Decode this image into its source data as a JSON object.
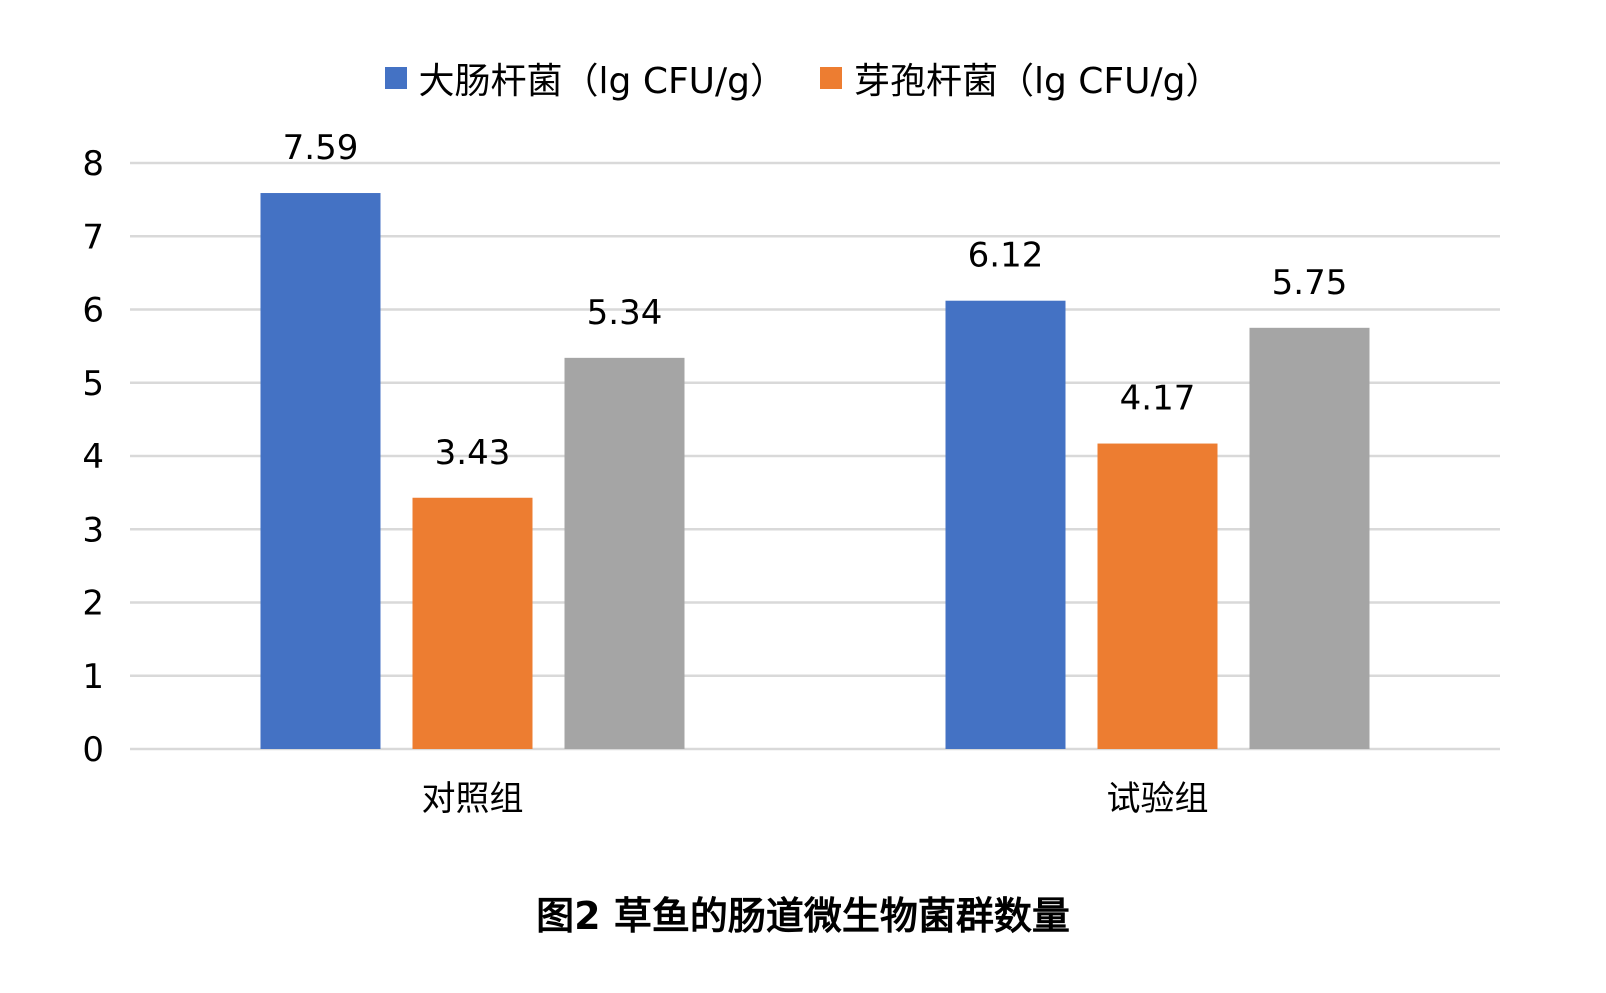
{
  "caption": "图2 草鱼的肠道微生物菌群数量",
  "chart_data": {
    "type": "bar",
    "categories": [
      "对照组",
      "试验组"
    ],
    "series": [
      {
        "name": "大肠杆菌（lg CFU/g）",
        "values": [
          7.59,
          6.12
        ],
        "color": "#4472C4"
      },
      {
        "name": "芽孢杆菌（lg CFU/g）",
        "values": [
          3.43,
          4.17
        ],
        "color": "#ED7D31"
      },
      {
        "name": "",
        "values": [
          5.34,
          5.75
        ],
        "color": "#A5A5A5"
      }
    ],
    "ylim": [
      0,
      8
    ],
    "yticks": [
      "0",
      "1",
      "2",
      "3",
      "4",
      "5",
      "6",
      "7",
      "8"
    ],
    "grid": true,
    "legend_position": "top",
    "data_labels": [
      [
        "7.59",
        "3.43",
        "5.34"
      ],
      [
        "6.12",
        "4.17",
        "5.75"
      ]
    ]
  }
}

SHORT PROBLEM ▸ Each entry above should be reproduced exactly, with the pictures removed.

EXERCISE SOLUTION ▸
Decode this image into its source data as a JSON object.
{
  "caption": "图2 草鱼的肠道微生物菌群数量",
  "chart_data": {
    "type": "bar",
    "categories": [
      "对照组",
      "试验组"
    ],
    "series": [
      {
        "name": "大肠杆菌（lg CFU/g）",
        "values": [
          7.59,
          6.12
        ],
        "color": "#4472C4"
      },
      {
        "name": "芽孢杆菌（lg CFU/g）",
        "values": [
          3.43,
          4.17
        ],
        "color": "#ED7D31"
      },
      {
        "name": "",
        "values": [
          5.34,
          5.75
        ],
        "color": "#A5A5A5"
      }
    ],
    "ylim": [
      0,
      8
    ],
    "yticks": [
      "0",
      "1",
      "2",
      "3",
      "4",
      "5",
      "6",
      "7",
      "8"
    ],
    "grid": true,
    "legend_position": "top",
    "data_labels": [
      [
        "7.59",
        "3.43",
        "5.34"
      ],
      [
        "6.12",
        "4.17",
        "5.75"
      ]
    ]
  }
}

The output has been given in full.